* [AVAILABLE DATA]
┌──

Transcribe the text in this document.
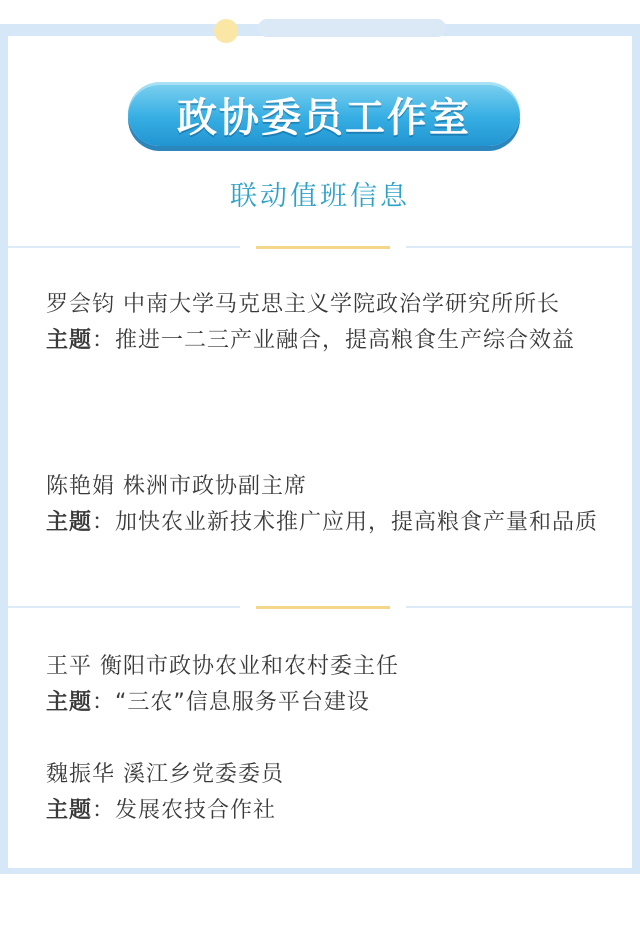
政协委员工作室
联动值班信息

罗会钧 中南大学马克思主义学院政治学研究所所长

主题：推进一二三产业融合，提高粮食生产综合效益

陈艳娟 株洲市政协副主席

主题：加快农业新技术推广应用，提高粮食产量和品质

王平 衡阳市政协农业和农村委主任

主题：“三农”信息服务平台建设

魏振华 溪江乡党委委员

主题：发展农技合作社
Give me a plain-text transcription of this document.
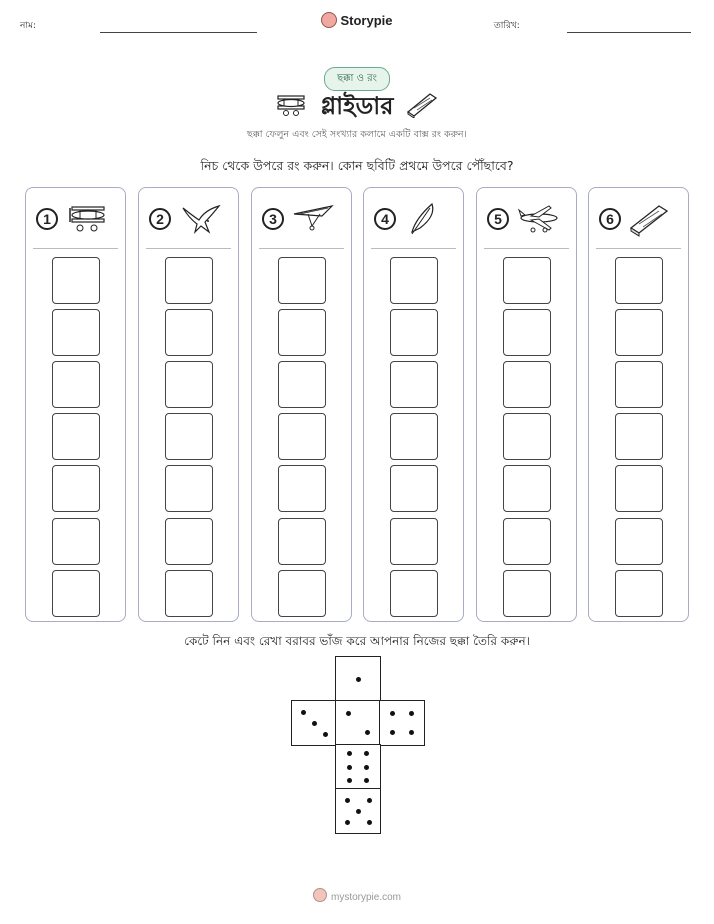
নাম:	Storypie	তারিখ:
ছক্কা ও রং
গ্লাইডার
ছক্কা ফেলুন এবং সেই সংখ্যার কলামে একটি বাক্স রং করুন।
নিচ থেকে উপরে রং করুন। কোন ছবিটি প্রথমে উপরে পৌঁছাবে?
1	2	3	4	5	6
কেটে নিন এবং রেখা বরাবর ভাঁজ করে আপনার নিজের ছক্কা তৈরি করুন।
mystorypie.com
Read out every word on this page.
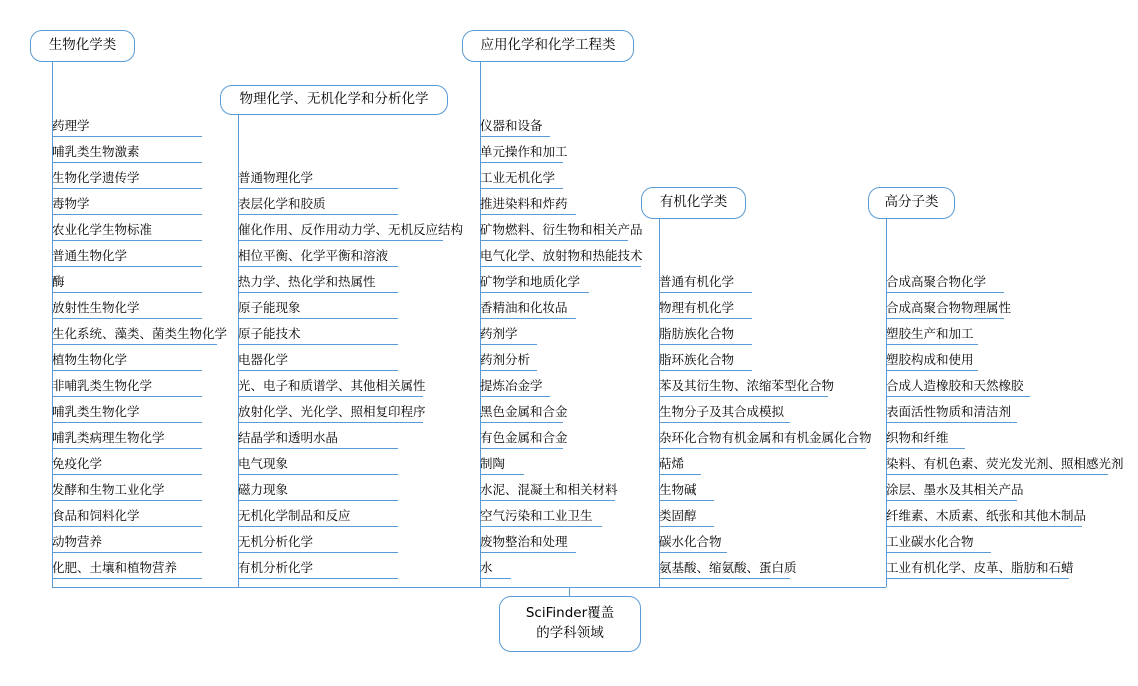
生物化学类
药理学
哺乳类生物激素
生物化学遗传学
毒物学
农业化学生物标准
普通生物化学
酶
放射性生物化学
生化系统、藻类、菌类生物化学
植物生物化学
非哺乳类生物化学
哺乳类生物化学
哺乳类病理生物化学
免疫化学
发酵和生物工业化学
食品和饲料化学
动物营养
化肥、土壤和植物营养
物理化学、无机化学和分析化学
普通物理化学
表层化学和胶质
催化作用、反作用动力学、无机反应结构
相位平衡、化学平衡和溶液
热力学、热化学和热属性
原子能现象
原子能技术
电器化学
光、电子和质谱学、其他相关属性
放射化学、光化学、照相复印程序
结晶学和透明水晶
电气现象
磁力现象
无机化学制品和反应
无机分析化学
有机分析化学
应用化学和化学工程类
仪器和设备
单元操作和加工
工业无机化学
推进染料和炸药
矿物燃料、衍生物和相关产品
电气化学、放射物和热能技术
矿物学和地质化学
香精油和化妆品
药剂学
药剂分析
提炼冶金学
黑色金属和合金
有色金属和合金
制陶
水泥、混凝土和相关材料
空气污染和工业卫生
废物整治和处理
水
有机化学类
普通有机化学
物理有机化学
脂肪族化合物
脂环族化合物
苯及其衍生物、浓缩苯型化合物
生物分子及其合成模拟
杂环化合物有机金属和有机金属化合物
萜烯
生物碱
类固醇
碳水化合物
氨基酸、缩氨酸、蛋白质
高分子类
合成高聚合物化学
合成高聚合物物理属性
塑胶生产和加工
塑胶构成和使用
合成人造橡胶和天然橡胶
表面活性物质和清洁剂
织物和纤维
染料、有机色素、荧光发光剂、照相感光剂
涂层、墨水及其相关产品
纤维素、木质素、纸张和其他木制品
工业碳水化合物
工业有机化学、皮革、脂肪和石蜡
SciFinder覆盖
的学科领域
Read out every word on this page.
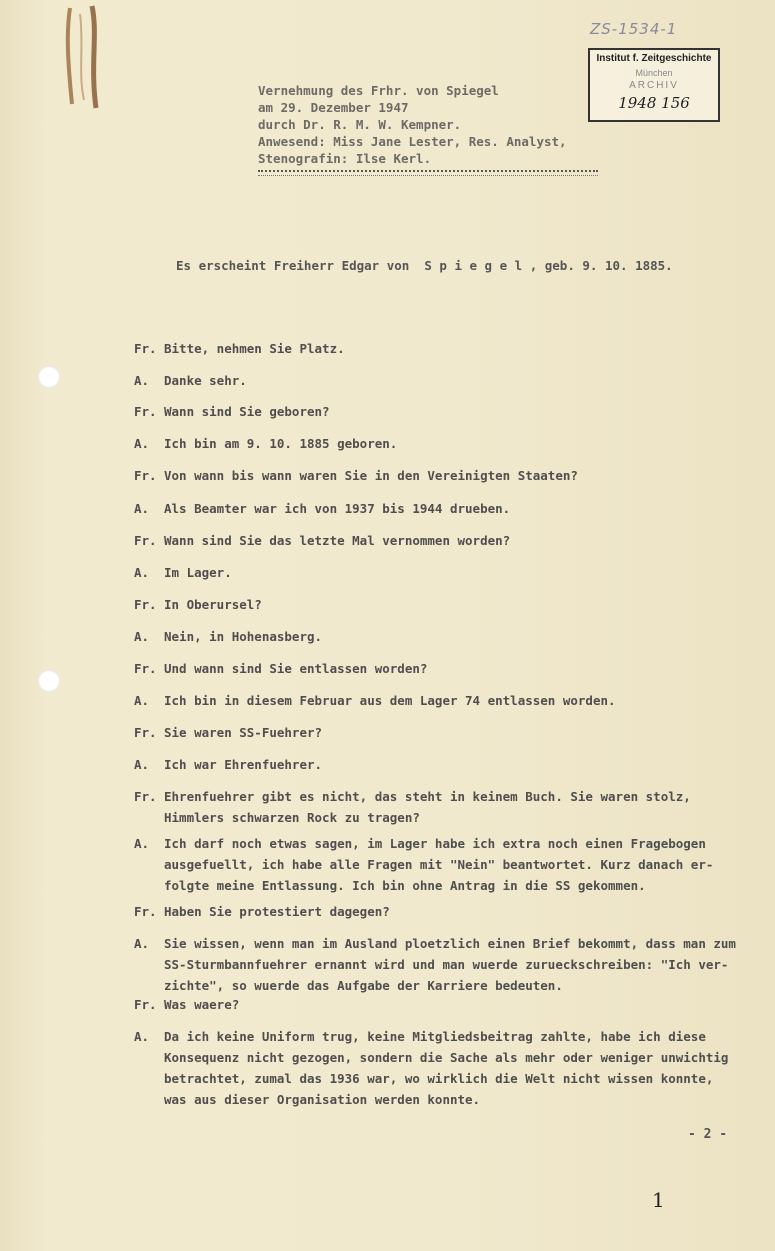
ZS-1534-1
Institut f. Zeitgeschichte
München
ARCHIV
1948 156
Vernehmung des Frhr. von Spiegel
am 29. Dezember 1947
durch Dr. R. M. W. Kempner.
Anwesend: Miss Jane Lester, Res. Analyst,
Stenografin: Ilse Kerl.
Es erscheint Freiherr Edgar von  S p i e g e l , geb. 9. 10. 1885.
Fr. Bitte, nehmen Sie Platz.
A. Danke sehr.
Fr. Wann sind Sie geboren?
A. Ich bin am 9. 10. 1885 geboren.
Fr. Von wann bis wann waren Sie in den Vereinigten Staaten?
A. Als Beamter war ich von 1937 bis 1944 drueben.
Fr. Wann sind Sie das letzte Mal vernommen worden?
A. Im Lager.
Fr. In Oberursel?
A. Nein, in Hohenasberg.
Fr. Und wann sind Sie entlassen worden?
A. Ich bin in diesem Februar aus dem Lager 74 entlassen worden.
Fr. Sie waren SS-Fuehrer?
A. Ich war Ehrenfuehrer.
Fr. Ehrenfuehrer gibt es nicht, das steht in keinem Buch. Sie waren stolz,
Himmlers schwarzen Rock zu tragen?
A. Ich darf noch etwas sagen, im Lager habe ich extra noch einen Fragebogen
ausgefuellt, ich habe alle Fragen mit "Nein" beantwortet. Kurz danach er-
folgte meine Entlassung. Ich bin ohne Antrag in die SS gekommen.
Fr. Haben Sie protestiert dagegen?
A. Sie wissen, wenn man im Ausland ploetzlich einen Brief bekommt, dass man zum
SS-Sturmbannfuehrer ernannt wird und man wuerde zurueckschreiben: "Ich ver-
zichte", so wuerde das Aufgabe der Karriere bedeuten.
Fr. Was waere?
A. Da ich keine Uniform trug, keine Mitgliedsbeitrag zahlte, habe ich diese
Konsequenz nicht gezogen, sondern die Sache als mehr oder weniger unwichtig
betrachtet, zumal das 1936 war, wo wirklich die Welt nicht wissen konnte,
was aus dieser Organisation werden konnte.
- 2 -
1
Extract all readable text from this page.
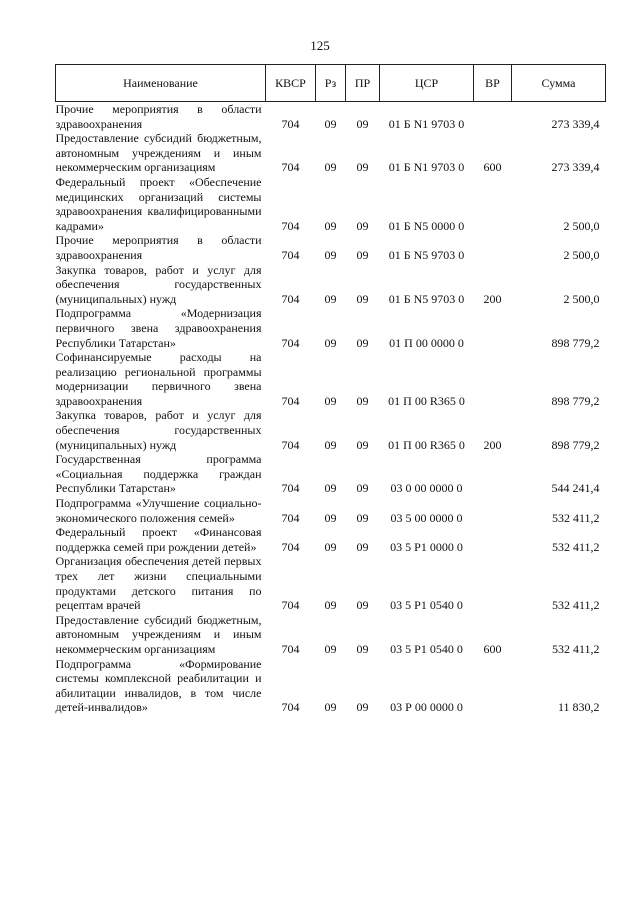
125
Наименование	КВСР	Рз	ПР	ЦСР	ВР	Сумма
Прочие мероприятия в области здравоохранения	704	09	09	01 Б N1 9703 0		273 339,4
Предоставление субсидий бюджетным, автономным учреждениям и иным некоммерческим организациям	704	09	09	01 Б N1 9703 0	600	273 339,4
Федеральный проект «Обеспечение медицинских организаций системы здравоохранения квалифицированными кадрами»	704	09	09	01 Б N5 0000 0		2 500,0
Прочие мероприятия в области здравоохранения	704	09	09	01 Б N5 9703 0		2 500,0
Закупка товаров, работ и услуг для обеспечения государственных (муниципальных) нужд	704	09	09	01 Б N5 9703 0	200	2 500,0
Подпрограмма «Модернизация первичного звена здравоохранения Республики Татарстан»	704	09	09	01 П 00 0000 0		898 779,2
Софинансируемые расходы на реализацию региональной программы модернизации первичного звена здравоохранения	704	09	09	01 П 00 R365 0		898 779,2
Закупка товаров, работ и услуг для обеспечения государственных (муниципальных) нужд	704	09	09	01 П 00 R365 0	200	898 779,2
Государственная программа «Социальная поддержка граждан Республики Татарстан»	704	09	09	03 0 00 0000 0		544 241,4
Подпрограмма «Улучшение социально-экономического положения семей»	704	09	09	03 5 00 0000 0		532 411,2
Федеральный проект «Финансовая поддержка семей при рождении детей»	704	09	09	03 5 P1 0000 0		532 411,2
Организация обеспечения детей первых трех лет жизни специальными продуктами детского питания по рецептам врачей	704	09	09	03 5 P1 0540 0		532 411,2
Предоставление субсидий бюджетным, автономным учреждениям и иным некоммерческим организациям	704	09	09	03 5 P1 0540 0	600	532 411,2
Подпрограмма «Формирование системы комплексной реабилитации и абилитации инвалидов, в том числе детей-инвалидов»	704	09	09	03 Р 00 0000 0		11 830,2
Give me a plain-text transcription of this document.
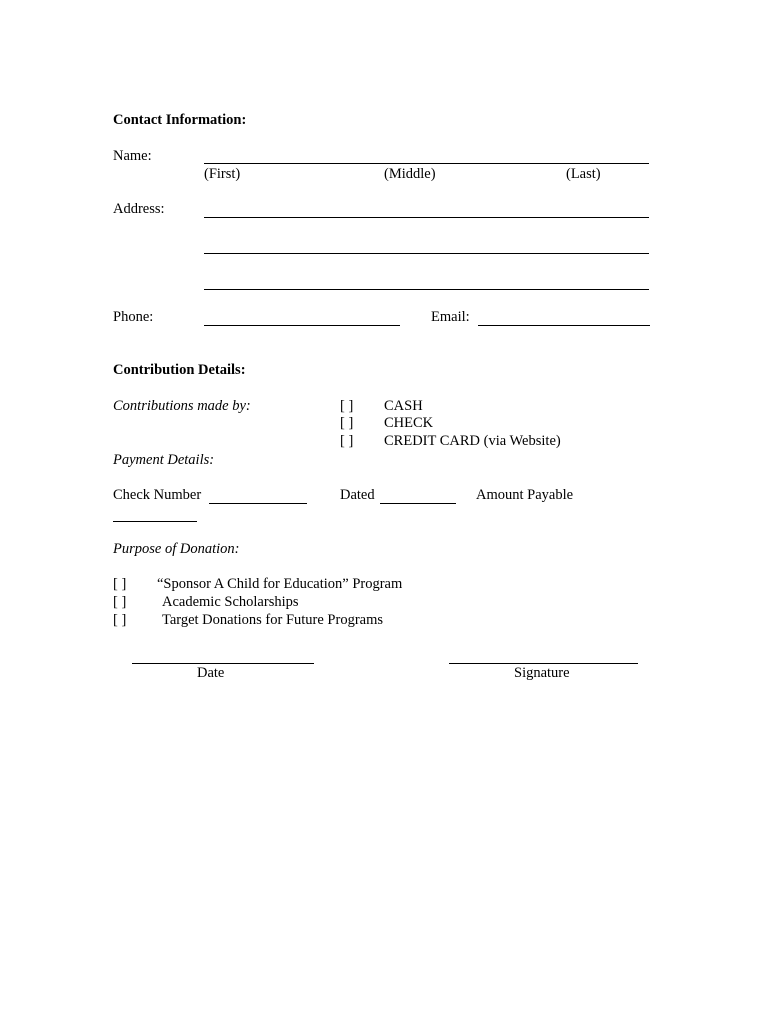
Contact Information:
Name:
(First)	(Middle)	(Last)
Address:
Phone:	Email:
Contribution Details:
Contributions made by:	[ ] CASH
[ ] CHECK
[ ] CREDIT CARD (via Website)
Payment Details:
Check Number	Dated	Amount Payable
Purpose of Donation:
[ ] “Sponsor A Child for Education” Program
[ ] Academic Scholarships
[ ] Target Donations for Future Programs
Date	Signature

└──

* [WHAT IS BEING ASKED]
Print each line of the material above exactly, with the pictures removed from your copy.

* [FULL SOLUTION]
Transcribe the text in this document.
政协委员工作室
联动值班信息

罗会钧 中南大学马克思主义学院政治学研究所所长

主题：推进一二三产业融合，提高粮食生产综合效益

陈艳娟 株洲市政协副主席

主题：加快农业新技术推广应用，提高粮食产量和品质

王平 衡阳市政协农业和农村委主任

主题：“三农”信息服务平台建设

魏振华 溪江乡党委委员

主题：发展农技合作社
Give me a plain-text transcription of this document.
নাম:	Storypie	তারিখ:
ছক্কা ও রং
গ্লাইডার
ছক্কা ফেলুন এবং সেই সংখ্যার কলামে একটি বাক্স রং করুন।
নিচ থেকে উপরে রং করুন। কোন ছবিটি প্রথমে উপরে পৌঁছাবে?
1	2	3	4	5	6
কেটে নিন এবং রেখা বরাবর ভাঁজ করে আপনার নিজের ছক্কা তৈরি করুন।
mystorypie.com
Read out every word on this page.
生物化学类
药理学
哺乳类生物激素
生物化学遗传学
毒物学
农业化学生物标准
普通生物化学
酶
放射性生物化学
生化系统、藻类、菌类生物化学
植物生物化学
非哺乳类生物化学
哺乳类生物化学
哺乳类病理生物化学
免疫化学
发酵和生物工业化学
食品和饲料化学
动物营养
化肥、土壤和植物营养
物理化学、无机化学和分析化学
普通物理化学
表层化学和胶质
催化作用、反作用动力学、无机反应结构
相位平衡、化学平衡和溶液
热力学、热化学和热属性
原子能现象
原子能技术
电器化学
光、电子和质谱学、其他相关属性
放射化学、光化学、照相复印程序
结晶学和透明水晶
电气现象
磁力现象
无机化学制品和反应
无机分析化学
有机分析化学
应用化学和化学工程类
仪器和设备
单元操作和加工
工业无机化学
推进染料和炸药
矿物燃料、衍生物和相关产品
电气化学、放射物和热能技术
矿物学和地质化学
香精油和化妆品
药剂学
药剂分析
提炼冶金学
黑色金属和合金
有色金属和合金
制陶
水泥、混凝土和相关材料
空气污染和工业卫生
废物整治和处理
水
有机化学类
普通有机化学
物理有机化学
脂肪族化合物
脂环族化合物
苯及其衍生物、浓缩苯型化合物
生物分子及其合成模拟
杂环化合物有机金属和有机金属化合物
萜烯
生物碱
类固醇
碳水化合物
氨基酸、缩氨酸、蛋白质
高分子类
合成高聚合物化学
合成高聚合物物理属性
塑胶生产和加工
塑胶构成和使用
合成人造橡胶和天然橡胶
表面活性物质和清洁剂
织物和纤维
染料、有机色素、荧光发光剂、照相感光剂
涂层、墨水及其相关产品
纤维素、木质素、纸张和其他木制品
工业碳水化合物
工业有机化学、皮革、脂肪和石蜡
SciFinder覆盖
的学科领域
Read out every word on this page.
ZS-1534-1
Institut f. Zeitgeschichte
München
ARCHIV
1948 156
Vernehmung des Frhr. von Spiegel
am 29. Dezember 1947
durch Dr. R. M. W. Kempner.
Anwesend: Miss Jane Lester, Res. Analyst,
Stenografin: Ilse Kerl.
Es erscheint Freiherr Edgar von  S p i e g e l , geb. 9. 10. 1885.
Fr. Bitte, nehmen Sie Platz.
A. Danke sehr.
Fr. Wann sind Sie geboren?
A. Ich bin am 9. 10. 1885 geboren.
Fr. Von wann bis wann waren Sie in den Vereinigten Staaten?
A. Als Beamter war ich von 1937 bis 1944 drueben.
Fr. Wann sind Sie das letzte Mal vernommen worden?
A. Im Lager.
Fr. In Oberursel?
A. Nein, in Hohenasberg.
Fr. Und wann sind Sie entlassen worden?
A. Ich bin in diesem Februar aus dem Lager 74 entlassen worden.
Fr. Sie waren SS-Fuehrer?
A. Ich war Ehrenfuehrer.
Fr. Ehrenfuehrer gibt es nicht, das steht in keinem Buch. Sie waren stolz,
Himmlers schwarzen Rock zu tragen?
A. Ich darf noch etwas sagen, im Lager habe ich extra noch einen Fragebogen
ausgefuellt, ich habe alle Fragen mit "Nein" beantwortet. Kurz danach er-
folgte meine Entlassung. Ich bin ohne Antrag in die SS gekommen.
Fr. Haben Sie protestiert dagegen?
A. Sie wissen, wenn man im Ausland ploetzlich einen Brief bekommt, dass man zum
SS-Sturmbannfuehrer ernannt wird und man wuerde zurueckschreiben: "Ich ver-
zichte", so wuerde das Aufgabe der Karriere bedeuten.
Fr. Was waere?
A. Da ich keine Uniform trug, keine Mitgliedsbeitrag zahlte, habe ich diese
Konsequenz nicht gezogen, sondern die Sache als mehr oder weniger unwichtig
betrachtet, zumal das 1936 war, wo wirklich die Welt nicht wissen konnte,
was aus dieser Organisation werden konnte.
- 2 -
1
Extract all readable text from this page.
125
Наименование	КВСР	Рз	ПР	ЦСР	ВР	Сумма
Прочие мероприятия в области здравоохранения	704	09	09	01 Б N1 9703 0		273 339,4
Предоставление субсидий бюджетным, автономным учреждениям и иным некоммерческим организациям	704	09	09	01 Б N1 9703 0	600	273 339,4
Федеральный проект «Обеспечение медицинских организаций системы здравоохранения квалифицированными кадрами»	704	09	09	01 Б N5 0000 0		2 500,0
Прочие мероприятия в области здравоохранения	704	09	09	01 Б N5 9703 0		2 500,0
Закупка товаров, работ и услуг для обеспечения государственных (муниципальных) нужд	704	09	09	01 Б N5 9703 0	200	2 500,0
Подпрограмма «Модернизация первичного звена здравоохранения Республики Татарстан»	704	09	09	01 П 00 0000 0		898 779,2
Софинансируемые расходы на реализацию региональной программы модернизации первичного звена здравоохранения	704	09	09	01 П 00 R365 0		898 779,2
Закупка товаров, работ и услуг для обеспечения государственных (муниципальных) нужд	704	09	09	01 П 00 R365 0	200	898 779,2
Государственная программа «Социальная поддержка граждан Республики Татарстан»	704	09	09	03 0 00 0000 0		544 241,4
Подпрограмма «Улучшение социально-экономического положения семей»	704	09	09	03 5 00 0000 0		532 411,2
Федеральный проект «Финансовая поддержка семей при рождении детей»	704	09	09	03 5 P1 0000 0		532 411,2
Организация обеспечения детей первых трех лет жизни специальными продуктами детского питания по рецептам врачей	704	09	09	03 5 P1 0540 0		532 411,2
Предоставление субсидий бюджетным, автономным учреждениям и иным некоммерческим организациям	704	09	09	03 5 P1 0540 0	600	532 411,2
Подпрограмма «Формирование системы комплексной реабилитации и абилитации инвалидов, в том числе детей-инвалидов»	704	09	09	03 Р 00 0000 0		11 830,2
Give me a plain-text transcription of this document.
Contact Information:
Name:
(First)	(Middle)	(Last)
Address:
Phone:	Email:
Contribution Details:
Contributions made by:	[ ] CASH
[ ] CHECK
[ ] CREDIT CARD (via Website)
Payment Details:
Check Number	Dated	Amount Payable
Purpose of Donation:
[ ] “Sponsor A Child for Education” Program
[ ] Academic Scholarships
[ ] Target Donations for Future Programs
Date	Signature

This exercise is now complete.